→ **Exercise description**
Write out each record below exactly as it appears, with no pictures.

━━━━━ Dataset excerpts ━━━━━

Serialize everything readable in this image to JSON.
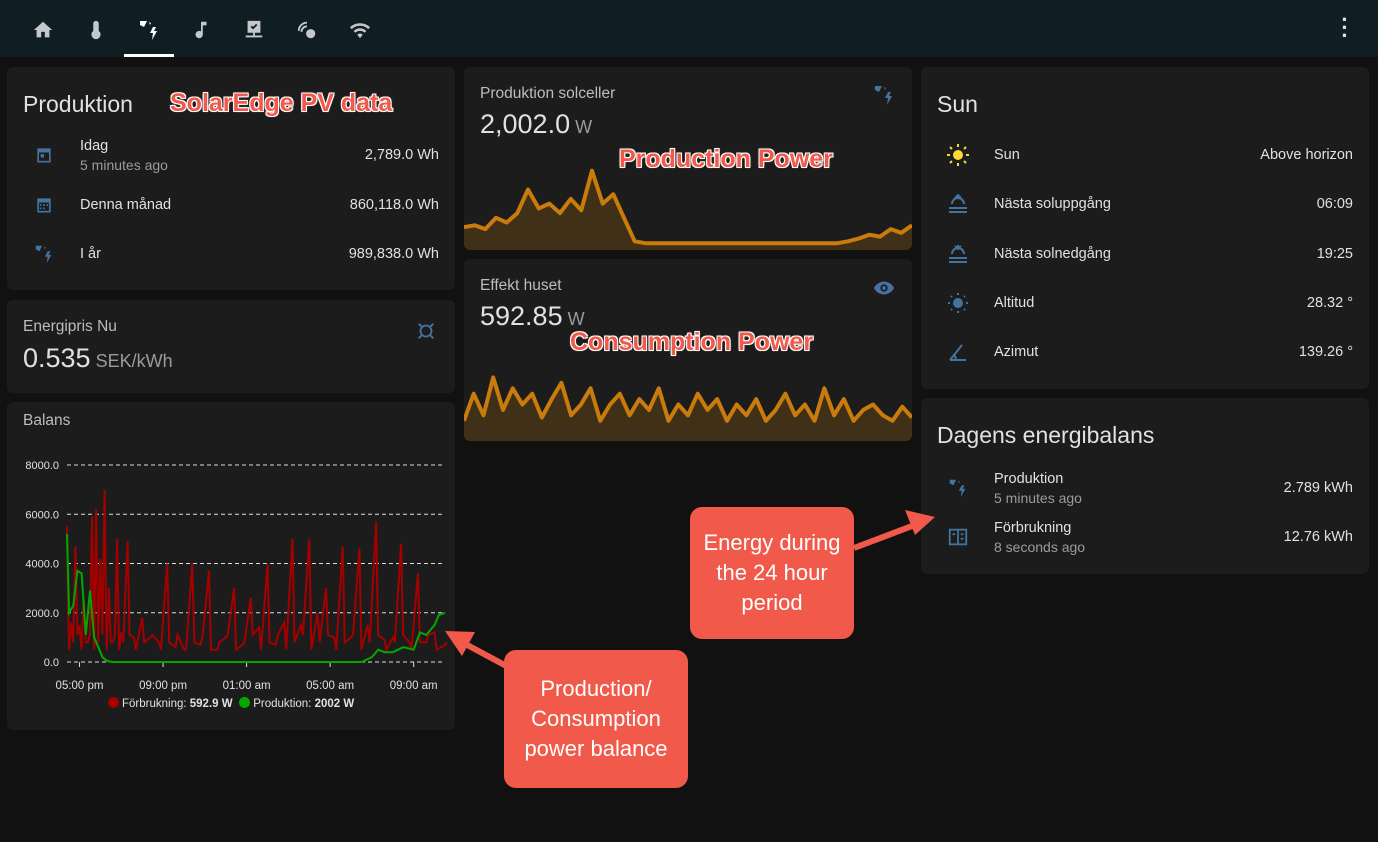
{
  "topbar": {
    "tabs": [
      "home-icon",
      "thermometer-icon",
      "solar-power-icon",
      "music-note-icon",
      "monitor-check-icon",
      "zigbee-icon",
      "wifi-icon"
    ],
    "active_tab": 2
  },
  "produktion": {
    "title": "Produktion",
    "rows": [
      {
        "label": "Idag",
        "secondary": "5 minutes ago",
        "value": "2,789.0 Wh",
        "icon": "calendar-today-icon"
      },
      {
        "label": "Denna månad",
        "value": "860,118.0 Wh",
        "icon": "calendar-month-icon"
      },
      {
        "label": "I år",
        "value": "989,838.0 Wh",
        "icon": "solar-power-icon"
      }
    ]
  },
  "energipris": {
    "name": "Energipris Nu",
    "value": "0.535",
    "unit": "SEK/kWh"
  },
  "balans": {
    "title": "Balans"
  },
  "solceller": {
    "name": "Produktion solceller",
    "value": "2,002.0",
    "unit": "W",
    "spark": [
      20,
      22,
      18,
      30,
      25,
      35,
      60,
      40,
      45,
      35,
      50,
      38,
      80,
      45,
      55,
      30,
      5,
      3,
      3,
      3,
      3,
      3,
      3,
      3,
      3,
      3,
      3,
      3,
      3,
      3,
      3,
      3,
      3,
      3,
      3,
      3,
      5,
      8,
      12,
      10,
      18,
      14,
      22
    ]
  },
  "huset": {
    "name": "Effekt huset",
    "value": "592.85",
    "unit": "W",
    "spark": [
      15,
      40,
      20,
      55,
      25,
      45,
      30,
      40,
      18,
      35,
      50,
      20,
      30,
      45,
      15,
      30,
      40,
      20,
      35,
      25,
      45,
      15,
      30,
      20,
      40,
      25,
      35,
      15,
      30,
      20,
      35,
      15,
      25,
      40,
      20,
      30,
      15,
      45,
      20,
      35,
      15,
      25,
      30,
      20,
      15,
      28,
      18
    ]
  },
  "sun": {
    "title": "Sun",
    "rows": [
      {
        "label": "Sun",
        "value": "Above horizon",
        "icon": "sun-icon"
      },
      {
        "label": "Nästa soluppgång",
        "value": "06:09",
        "icon": "sunrise-icon"
      },
      {
        "label": "Nästa solnedgång",
        "value": "19:25",
        "icon": "sunset-icon"
      },
      {
        "label": "Altitud",
        "value": "28.32 °",
        "icon": "sun-altitude-icon"
      },
      {
        "label": "Azimut",
        "value": "139.26 °",
        "icon": "angle-icon"
      }
    ]
  },
  "energibalans": {
    "title": "Dagens energibalans",
    "rows": [
      {
        "label": "Produktion",
        "secondary": "5 minutes ago",
        "value": "2.789 kWh",
        "icon": "solar-power-icon"
      },
      {
        "label": "Förbrukning",
        "secondary": "8 seconds ago",
        "value": "12.76 kWh",
        "icon": "meter-icon"
      }
    ]
  },
  "annotations": {
    "pv": "SolarEdge PV data",
    "prod": "Production Power",
    "cons": "Consumption Power",
    "energy": "Energy during the 24 hour period",
    "balance": "Production/ Consumption power balance"
  },
  "chart_data": {
    "type": "line",
    "title": "Balans",
    "ylim": [
      0,
      8000
    ],
    "yticks": [
      "8000.0",
      "6000.0",
      "4000.0",
      "2000.0",
      "0.0"
    ],
    "xticks": [
      "05:00 pm",
      "09:00 pm",
      "01:00 am",
      "05:00 am",
      "09:00 am"
    ],
    "x_range_hours": [
      16.4,
      34.5
    ],
    "series": [
      {
        "name": "Förbrukning",
        "legend_value": "592.9 W",
        "color": "#a50000",
        "x": [
          16.4,
          16.6,
          16.8,
          17.0,
          17.2,
          17.4,
          17.6,
          17.8,
          18.0,
          18.2,
          18.4,
          18.6,
          18.8,
          19.0,
          19.3,
          19.6,
          20.0,
          20.4,
          20.8,
          21.2,
          21.6,
          22.0,
          22.4,
          22.8,
          23.2,
          23.6,
          24.0,
          24.4,
          24.8,
          25.2,
          25.6,
          26.0,
          26.4,
          26.8,
          27.2,
          27.6,
          28.0,
          28.4,
          28.8,
          29.2,
          29.6,
          30.0,
          30.4,
          30.8,
          31.2,
          31.6,
          32.0,
          32.4,
          32.8,
          33.2,
          33.6,
          34.0,
          34.5
        ],
        "y": [
          5500,
          1600,
          4700,
          1500,
          2600,
          800,
          5900,
          6200,
          4200,
          7000,
          3000,
          800,
          5000,
          1200,
          4900,
          1000,
          1800,
          1000,
          800,
          4000,
          600,
          500,
          4000,
          700,
          3700,
          500,
          1000,
          3000,
          700,
          2600,
          1400,
          4000,
          700,
          1600,
          5000,
          1500,
          5000,
          2000,
          3000,
          1000,
          4700,
          1000,
          4600,
          1500,
          5700,
          900,
          1000,
          4800,
          800,
          3600,
          800,
          1200,
          700
        ]
      },
      {
        "name": "Produktion",
        "legend_value": "2002 W",
        "color": "#00a800",
        "x": [
          16.4,
          16.5,
          16.7,
          16.9,
          17.1,
          17.3,
          17.5,
          17.7,
          17.9,
          18.1,
          18.3,
          18.6,
          19.0,
          19.5,
          20.0,
          24.0,
          28.0,
          30.5,
          31.0,
          31.3,
          31.6,
          32.0,
          32.5,
          33.0,
          33.3,
          33.6,
          34.0,
          34.2,
          34.5
        ],
        "y": [
          5200,
          2000,
          2300,
          3700,
          3600,
          1100,
          2900,
          1000,
          600,
          200,
          50,
          0,
          0,
          0,
          0,
          0,
          0,
          0,
          200,
          500,
          400,
          400,
          600,
          500,
          1200,
          1100,
          1500,
          1900,
          2000
        ]
      }
    ]
  }
}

━━━━━

→ **In response**
Serialize everything readable in this image to JSON.
{
  "topbar": {
    "tabs": [
      "home-icon",
      "thermometer-icon",
      "solar-power-icon",
      "music-note-icon",
      "monitor-check-icon",
      "zigbee-icon",
      "wifi-icon"
    ],
    "active_tab": 2
  },
  "produktion": {
    "title": "Produktion",
    "rows": [
      {
        "label": "Idag",
        "secondary": "5 minutes ago",
        "value": "2,789.0 Wh",
        "icon": "calendar-today-icon"
      },
      {
        "label": "Denna månad",
        "value": "860,118.0 Wh",
        "icon": "calendar-month-icon"
      },
      {
        "label": "I år",
        "value": "989,838.0 Wh",
        "icon": "solar-power-icon"
      }
    ]
  },
  "energipris": {
    "name": "Energipris Nu",
    "value": "0.535",
    "unit": "SEK/kWh"
  },
  "balans": {
    "title": "Balans"
  },
  "solceller": {
    "name": "Produktion solceller",
    "value": "2,002.0",
    "unit": "W",
    "spark": [
      20,
      22,
      18,
      30,
      25,
      35,
      60,
      40,
      45,
      35,
      50,
      38,
      80,
      45,
      55,
      30,
      5,
      3,
      3,
      3,
      3,
      3,
      3,
      3,
      3,
      3,
      3,
      3,
      3,
      3,
      3,
      3,
      3,
      3,
      3,
      3,
      5,
      8,
      12,
      10,
      18,
      14,
      22
    ]
  },
  "huset": {
    "name": "Effekt huset",
    "value": "592.85",
    "unit": "W",
    "spark": [
      15,
      40,
      20,
      55,
      25,
      45,
      30,
      40,
      18,
      35,
      50,
      20,
      30,
      45,
      15,
      30,
      40,
      20,
      35,
      25,
      45,
      15,
      30,
      20,
      40,
      25,
      35,
      15,
      30,
      20,
      35,
      15,
      25,
      40,
      20,
      30,
      15,
      45,
      20,
      35,
      15,
      25,
      30,
      20,
      15,
      28,
      18
    ]
  },
  "sun": {
    "title": "Sun",
    "rows": [
      {
        "label": "Sun",
        "value": "Above horizon",
        "icon": "sun-icon"
      },
      {
        "label": "Nästa soluppgång",
        "value": "06:09",
        "icon": "sunrise-icon"
      },
      {
        "label": "Nästa solnedgång",
        "value": "19:25",
        "icon": "sunset-icon"
      },
      {
        "label": "Altitud",
        "value": "28.32 °",
        "icon": "sun-altitude-icon"
      },
      {
        "label": "Azimut",
        "value": "139.26 °",
        "icon": "angle-icon"
      }
    ]
  },
  "energibalans": {
    "title": "Dagens energibalans",
    "rows": [
      {
        "label": "Produktion",
        "secondary": "5 minutes ago",
        "value": "2.789 kWh",
        "icon": "solar-power-icon"
      },
      {
        "label": "Förbrukning",
        "secondary": "8 seconds ago",
        "value": "12.76 kWh",
        "icon": "meter-icon"
      }
    ]
  },
  "annotations": {
    "pv": "SolarEdge PV data",
    "prod": "Production Power",
    "cons": "Consumption Power",
    "energy": "Energy during the 24 hour period",
    "balance": "Production/ Consumption power balance"
  },
  "chart_data": {
    "type": "line",
    "title": "Balans",
    "ylim": [
      0,
      8000
    ],
    "yticks": [
      "8000.0",
      "6000.0",
      "4000.0",
      "2000.0",
      "0.0"
    ],
    "xticks": [
      "05:00 pm",
      "09:00 pm",
      "01:00 am",
      "05:00 am",
      "09:00 am"
    ],
    "x_range_hours": [
      16.4,
      34.5
    ],
    "series": [
      {
        "name": "Förbrukning",
        "legend_value": "592.9 W",
        "color": "#a50000",
        "x": [
          16.4,
          16.6,
          16.8,
          17.0,
          17.2,
          17.4,
          17.6,
          17.8,
          18.0,
          18.2,
          18.4,
          18.6,
          18.8,
          19.0,
          19.3,
          19.6,
          20.0,
          20.4,
          20.8,
          21.2,
          21.6,
          22.0,
          22.4,
          22.8,
          23.2,
          23.6,
          24.0,
          24.4,
          24.8,
          25.2,
          25.6,
          26.0,
          26.4,
          26.8,
          27.2,
          27.6,
          28.0,
          28.4,
          28.8,
          29.2,
          29.6,
          30.0,
          30.4,
          30.8,
          31.2,
          31.6,
          32.0,
          32.4,
          32.8,
          33.2,
          33.6,
          34.0,
          34.5
        ],
        "y": [
          5500,
          1600,
          4700,
          1500,
          2600,
          800,
          5900,
          6200,
          4200,
          7000,
          3000,
          800,
          5000,
          1200,
          4900,
          1000,
          1800,
          1000,
          800,
          4000,
          600,
          500,
          4000,
          700,
          3700,
          500,
          1000,
          3000,
          700,
          2600,
          1400,
          4000,
          700,
          1600,
          5000,
          1500,
          5000,
          2000,
          3000,
          1000,
          4700,
          1000,
          4600,
          1500,
          5700,
          900,
          1000,
          4800,
          800,
          3600,
          800,
          1200,
          700
        ]
      },
      {
        "name": "Produktion",
        "legend_value": "2002 W",
        "color": "#00a800",
        "x": [
          16.4,
          16.5,
          16.7,
          16.9,
          17.1,
          17.3,
          17.5,
          17.7,
          17.9,
          18.1,
          18.3,
          18.6,
          19.0,
          19.5,
          20.0,
          24.0,
          28.0,
          30.5,
          31.0,
          31.3,
          31.6,
          32.0,
          32.5,
          33.0,
          33.3,
          33.6,
          34.0,
          34.2,
          34.5
        ],
        "y": [
          5200,
          2000,
          2300,
          3700,
          3600,
          1100,
          2900,
          1000,
          600,
          200,
          50,
          0,
          0,
          0,
          0,
          0,
          0,
          0,
          200,
          500,
          400,
          400,
          600,
          500,
          1200,
          1100,
          1500,
          1900,
          2000
        ]
      }
    ]
  }
}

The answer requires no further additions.